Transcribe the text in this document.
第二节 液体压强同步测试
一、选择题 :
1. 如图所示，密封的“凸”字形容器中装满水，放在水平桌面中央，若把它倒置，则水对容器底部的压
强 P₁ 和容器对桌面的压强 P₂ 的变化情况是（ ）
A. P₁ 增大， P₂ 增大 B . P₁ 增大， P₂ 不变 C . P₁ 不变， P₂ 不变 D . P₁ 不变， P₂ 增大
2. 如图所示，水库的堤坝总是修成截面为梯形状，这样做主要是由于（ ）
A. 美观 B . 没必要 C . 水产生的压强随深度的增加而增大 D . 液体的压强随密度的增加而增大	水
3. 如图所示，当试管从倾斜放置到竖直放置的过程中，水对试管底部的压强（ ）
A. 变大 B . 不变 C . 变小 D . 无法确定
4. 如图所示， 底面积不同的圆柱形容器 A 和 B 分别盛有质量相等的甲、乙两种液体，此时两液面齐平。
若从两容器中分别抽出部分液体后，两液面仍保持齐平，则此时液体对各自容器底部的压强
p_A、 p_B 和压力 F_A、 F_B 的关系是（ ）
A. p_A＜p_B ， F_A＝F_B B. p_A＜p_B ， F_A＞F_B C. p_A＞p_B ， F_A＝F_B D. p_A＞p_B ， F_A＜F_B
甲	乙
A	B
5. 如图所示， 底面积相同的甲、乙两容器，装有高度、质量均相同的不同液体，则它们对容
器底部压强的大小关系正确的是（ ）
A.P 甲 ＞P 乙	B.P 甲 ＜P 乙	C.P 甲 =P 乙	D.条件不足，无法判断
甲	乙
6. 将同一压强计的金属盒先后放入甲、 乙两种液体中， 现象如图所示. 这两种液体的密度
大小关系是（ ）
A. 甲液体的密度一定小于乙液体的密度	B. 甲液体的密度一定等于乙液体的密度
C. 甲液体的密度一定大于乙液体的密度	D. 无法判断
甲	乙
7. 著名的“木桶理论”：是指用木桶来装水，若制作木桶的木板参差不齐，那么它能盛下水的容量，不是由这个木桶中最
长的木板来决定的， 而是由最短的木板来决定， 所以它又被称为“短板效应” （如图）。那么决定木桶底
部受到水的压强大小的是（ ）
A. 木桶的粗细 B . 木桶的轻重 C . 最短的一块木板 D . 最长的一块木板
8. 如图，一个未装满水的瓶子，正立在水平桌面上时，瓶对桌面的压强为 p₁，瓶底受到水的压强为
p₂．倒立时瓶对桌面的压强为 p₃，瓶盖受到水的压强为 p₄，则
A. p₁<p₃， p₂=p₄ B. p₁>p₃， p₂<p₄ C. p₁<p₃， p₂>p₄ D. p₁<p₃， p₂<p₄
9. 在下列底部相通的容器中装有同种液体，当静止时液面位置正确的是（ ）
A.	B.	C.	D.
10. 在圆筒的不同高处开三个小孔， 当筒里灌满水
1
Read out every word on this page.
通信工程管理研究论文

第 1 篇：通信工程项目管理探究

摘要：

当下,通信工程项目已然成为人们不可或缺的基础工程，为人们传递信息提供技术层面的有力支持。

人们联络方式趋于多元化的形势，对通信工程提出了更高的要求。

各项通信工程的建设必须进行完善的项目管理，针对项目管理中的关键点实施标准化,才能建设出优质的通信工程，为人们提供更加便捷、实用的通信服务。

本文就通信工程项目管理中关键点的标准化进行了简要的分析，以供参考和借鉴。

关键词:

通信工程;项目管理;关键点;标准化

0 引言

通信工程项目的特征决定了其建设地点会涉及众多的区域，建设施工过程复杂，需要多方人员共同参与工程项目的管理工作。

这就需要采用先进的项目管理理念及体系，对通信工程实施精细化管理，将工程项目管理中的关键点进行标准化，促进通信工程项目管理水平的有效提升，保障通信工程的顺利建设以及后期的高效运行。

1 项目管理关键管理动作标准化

● **Problem to work on**:
Repeat exactly the lines from the one containing "Read out every word on this page." through the last line of the records above, both included, and nothing else.

● **The response**:
Read out every word on this page.
通信工程管理研究论文

第 1 篇：通信工程项目管理探究

摘要：

当下,通信工程项目已然成为人们不可或缺的基础工程，为人们传递信息提供技术层面的有力支持。

人们联络方式趋于多元化的形势，对通信工程提出了更高的要求。

各项通信工程的建设必须进行完善的项目管理，针对项目管理中的关键点实施标准化,才能建设出优质的通信工程，为人们提供更加便捷、实用的通信服务。

本文就通信工程项目管理中关键点的标准化进行了简要的分析，以供参考和借鉴。

关键词:

通信工程;项目管理;关键点;标准化

0 引言

通信工程项目的特征决定了其建设地点会涉及众多的区域，建设施工过程复杂，需要多方人员共同参与工程项目的管理工作。

这就需要采用先进的项目管理理念及体系，对通信工程实施精细化管理，将工程项目管理中的关键点进行标准化，促进通信工程项目管理水平的有效提升，保障通信工程的顺利建设以及后期的高效运行。

1 项目管理关键管理动作标准化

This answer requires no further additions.